§ **INFORMATION GIVEN**
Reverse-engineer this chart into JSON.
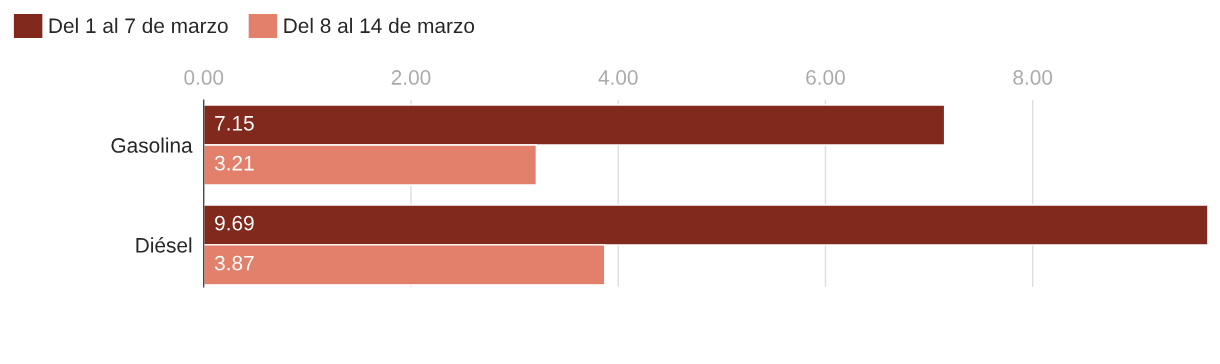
{
  "chart_data": {
    "type": "bar",
    "orientation": "horizontal",
    "categories": [
      "Gasolina",
      "Diésel"
    ],
    "series": [
      {
        "name": "Del 1 al 7 de marzo",
        "color": "#81291d",
        "values": [
          7.15,
          9.69
        ]
      },
      {
        "name": "Del 8 al 14 de marzo",
        "color": "#e2806b",
        "values": [
          3.21,
          3.87
        ]
      }
    ],
    "xlim": [
      0,
      9.69
    ],
    "xticks": [
      {
        "value": 0,
        "label": "0.00"
      },
      {
        "value": 2,
        "label": "2.00"
      },
      {
        "value": 4,
        "label": "4.00"
      },
      {
        "value": 6,
        "label": "6.00"
      },
      {
        "value": 8,
        "label": "8.00"
      }
    ],
    "grid": "x",
    "legend": "top left",
    "data_labels": true
  }
}
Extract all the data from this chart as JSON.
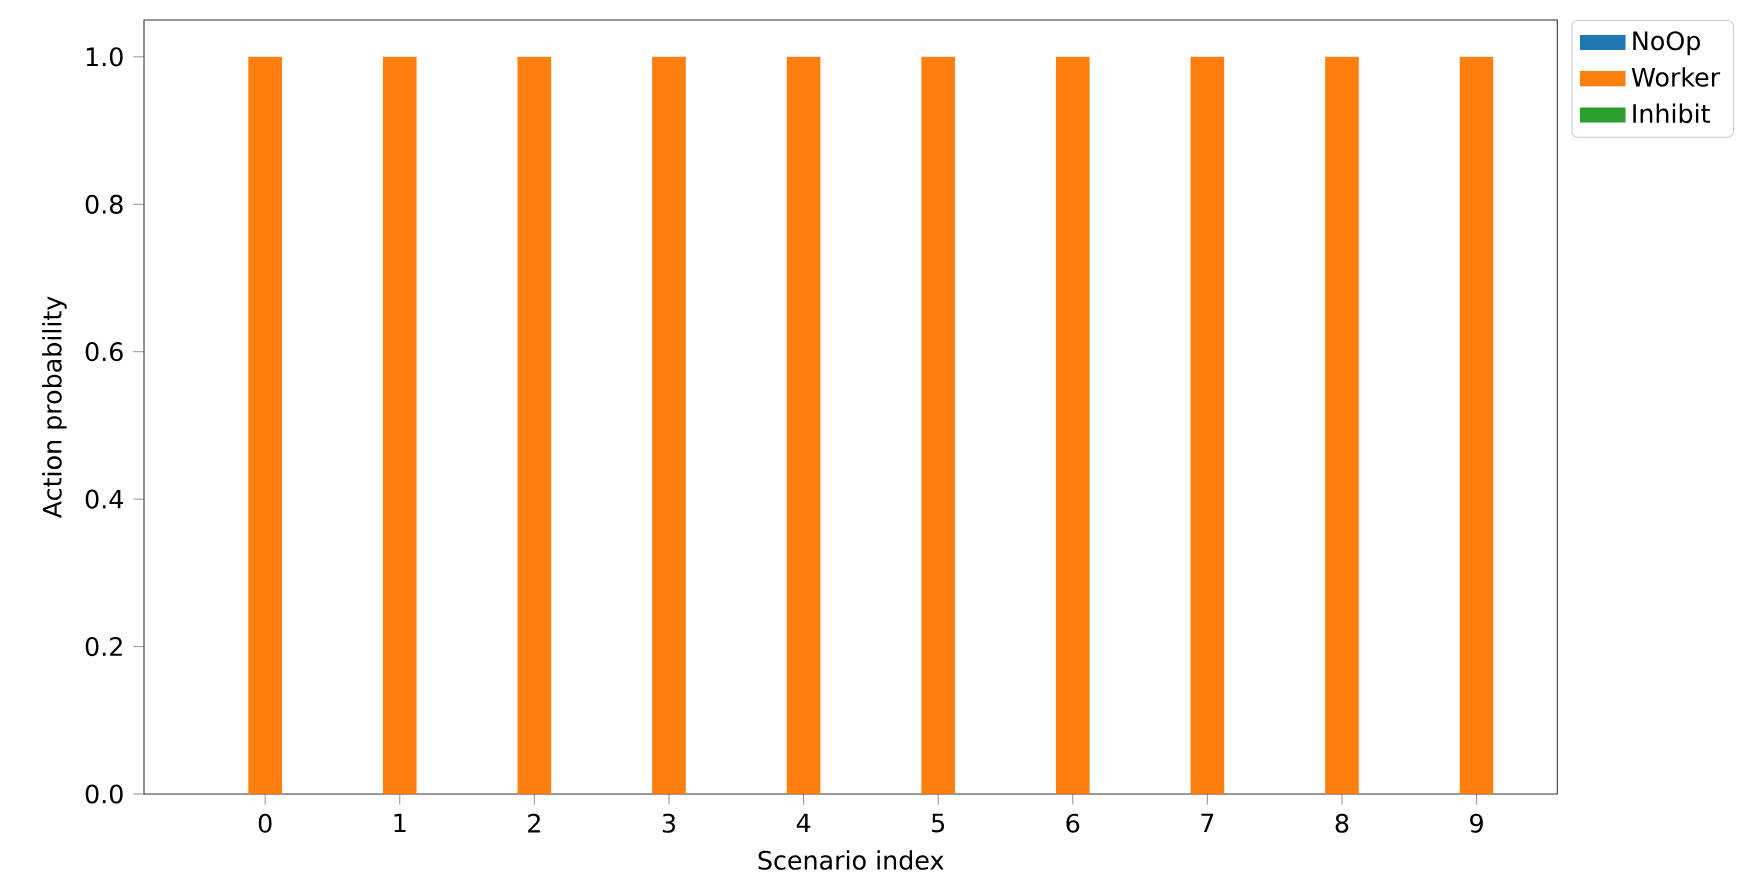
{
  "chart_data": {
    "type": "bar",
    "xlabel": "Scenario index",
    "ylabel": "Action probability",
    "categories": [
      "0",
      "1",
      "2",
      "3",
      "4",
      "5",
      "6",
      "7",
      "8",
      "9"
    ],
    "series": [
      {
        "name": "NoOp",
        "color": "#1f77b4",
        "values": [
          0,
          0,
          0,
          0,
          0,
          0,
          0,
          0,
          0,
          0
        ]
      },
      {
        "name": "Worker",
        "color": "#ff7f0e",
        "values": [
          1,
          1,
          1,
          1,
          1,
          1,
          1,
          1,
          1,
          1
        ]
      },
      {
        "name": "Inhibit",
        "color": "#2ca02c",
        "values": [
          0,
          0,
          0,
          0,
          0,
          0,
          0,
          0,
          0,
          0
        ]
      }
    ],
    "ylim": [
      0,
      1.05
    ],
    "yticks": [
      {
        "value": 0,
        "label": "0.0"
      },
      {
        "value": 0.2,
        "label": "0.2"
      },
      {
        "value": 0.4,
        "label": "0.4"
      },
      {
        "value": 0.6,
        "label": "0.6"
      },
      {
        "value": 0.8,
        "label": "0.8"
      },
      {
        "value": 1,
        "label": "1.0"
      }
    ],
    "legend": "top right",
    "grid": false
  }
}
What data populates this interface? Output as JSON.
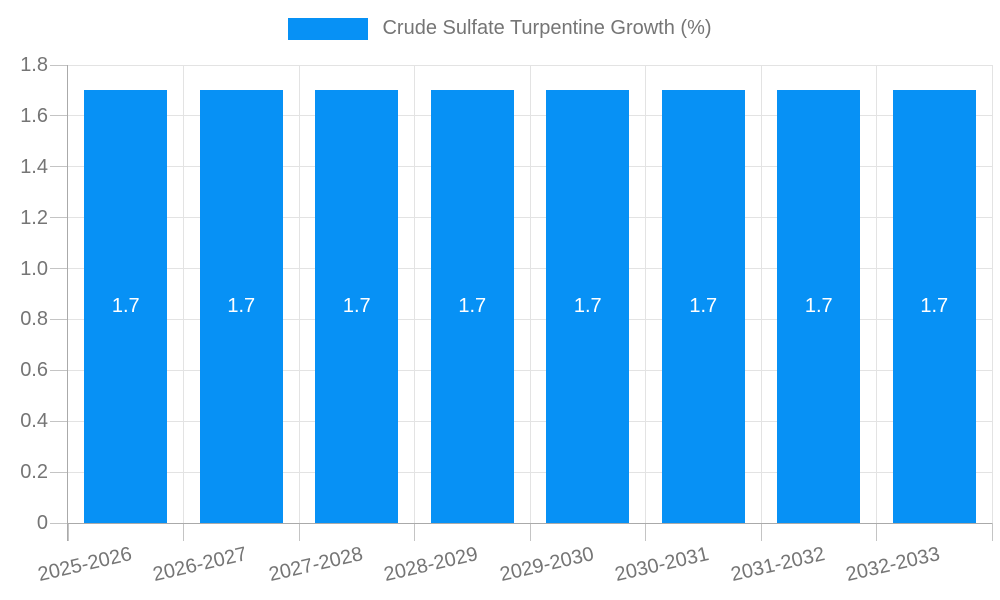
{
  "chart_data": {
    "type": "bar",
    "title": "",
    "legend": [
      "Crude Sulfate Turpentine Growth (%)"
    ],
    "legend_position": "top-center",
    "categories": [
      "2025-2026",
      "2026-2027",
      "2027-2028",
      "2028-2029",
      "2029-2030",
      "2030-2031",
      "2031-2032",
      "2032-2033"
    ],
    "values": [
      1.7,
      1.7,
      1.7,
      1.7,
      1.7,
      1.7,
      1.7,
      1.7
    ],
    "bar_labels": [
      "1.7",
      "1.7",
      "1.7",
      "1.7",
      "1.7",
      "1.7",
      "1.7",
      "1.7"
    ],
    "xlabel": "",
    "ylabel": "",
    "ylim": [
      0,
      1.8
    ],
    "y_tick_labels": [
      "0",
      "0.2",
      "0.4",
      "0.6",
      "0.8",
      "1.0",
      "1.2",
      "1.4",
      "1.6",
      "1.8"
    ],
    "grid": true,
    "colors": {
      "bar": "#0791f5",
      "text": "#757575",
      "bar_label": "#ffffff",
      "gridline": "#e3e3e3",
      "axis": "#aaaaaa",
      "tick": "#c4c4c4",
      "background": "#ffffff"
    }
  }
}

§ **WRITTEN TASK**
Extract the text of all the records above verbatim, excluding pictures.

§ **WRITTEN SOLUTION**
Reverse-engineer this chart into JSON.
{
  "chart_data": {
    "type": "bar",
    "orientation": "horizontal",
    "categories": [
      "Gasolina",
      "Diésel"
    ],
    "series": [
      {
        "name": "Del 1 al 7 de marzo",
        "color": "#81291d",
        "values": [
          7.15,
          9.69
        ]
      },
      {
        "name": "Del 8 al 14 de marzo",
        "color": "#e2806b",
        "values": [
          3.21,
          3.87
        ]
      }
    ],
    "xlim": [
      0,
      9.69
    ],
    "xticks": [
      {
        "value": 0,
        "label": "0.00"
      },
      {
        "value": 2,
        "label": "2.00"
      },
      {
        "value": 4,
        "label": "4.00"
      },
      {
        "value": 6,
        "label": "6.00"
      },
      {
        "value": 8,
        "label": "8.00"
      }
    ],
    "grid": "x",
    "legend": "top left",
    "data_labels": true
  }
}
Extract all the data from this chart as JSON.
{
  "chart_data": {
    "type": "bar",
    "xlabel": "Scenario index",
    "ylabel": "Action probability",
    "categories": [
      "0",
      "1",
      "2",
      "3",
      "4",
      "5",
      "6",
      "7",
      "8",
      "9"
    ],
    "series": [
      {
        "name": "NoOp",
        "color": "#1f77b4",
        "values": [
          0,
          0,
          0,
          0,
          0,
          0,
          0,
          0,
          0,
          0
        ]
      },
      {
        "name": "Worker",
        "color": "#ff7f0e",
        "values": [
          1,
          1,
          1,
          1,
          1,
          1,
          1,
          1,
          1,
          1
        ]
      },
      {
        "name": "Inhibit",
        "color": "#2ca02c",
        "values": [
          0,
          0,
          0,
          0,
          0,
          0,
          0,
          0,
          0,
          0
        ]
      }
    ],
    "ylim": [
      0,
      1.05
    ],
    "yticks": [
      {
        "value": 0,
        "label": "0.0"
      },
      {
        "value": 0.2,
        "label": "0.2"
      },
      {
        "value": 0.4,
        "label": "0.4"
      },
      {
        "value": 0.6,
        "label": "0.6"
      },
      {
        "value": 0.8,
        "label": "0.8"
      },
      {
        "value": 1,
        "label": "1.0"
      }
    ],
    "legend": "top right",
    "grid": false
  }
}
What data populates this interface? Output as JSON.
{
  "chart_data": {
    "type": "bar",
    "title": "",
    "legend": [
      "Crude Sulfate Turpentine Growth (%)"
    ],
    "legend_position": "top-center",
    "categories": [
      "2025-2026",
      "2026-2027",
      "2027-2028",
      "2028-2029",
      "2029-2030",
      "2030-2031",
      "2031-2032",
      "2032-2033"
    ],
    "values": [
      1.7,
      1.7,
      1.7,
      1.7,
      1.7,
      1.7,
      1.7,
      1.7
    ],
    "bar_labels": [
      "1.7",
      "1.7",
      "1.7",
      "1.7",
      "1.7",
      "1.7",
      "1.7",
      "1.7"
    ],
    "xlabel": "",
    "ylabel": "",
    "ylim": [
      0,
      1.8
    ],
    "y_tick_labels": [
      "0",
      "0.2",
      "0.4",
      "0.6",
      "0.8",
      "1.0",
      "1.2",
      "1.4",
      "1.6",
      "1.8"
    ],
    "grid": true,
    "colors": {
      "bar": "#0791f5",
      "text": "#757575",
      "bar_label": "#ffffff",
      "gridline": "#e3e3e3",
      "axis": "#aaaaaa",
      "tick": "#c4c4c4",
      "background": "#ffffff"
    }
  }
}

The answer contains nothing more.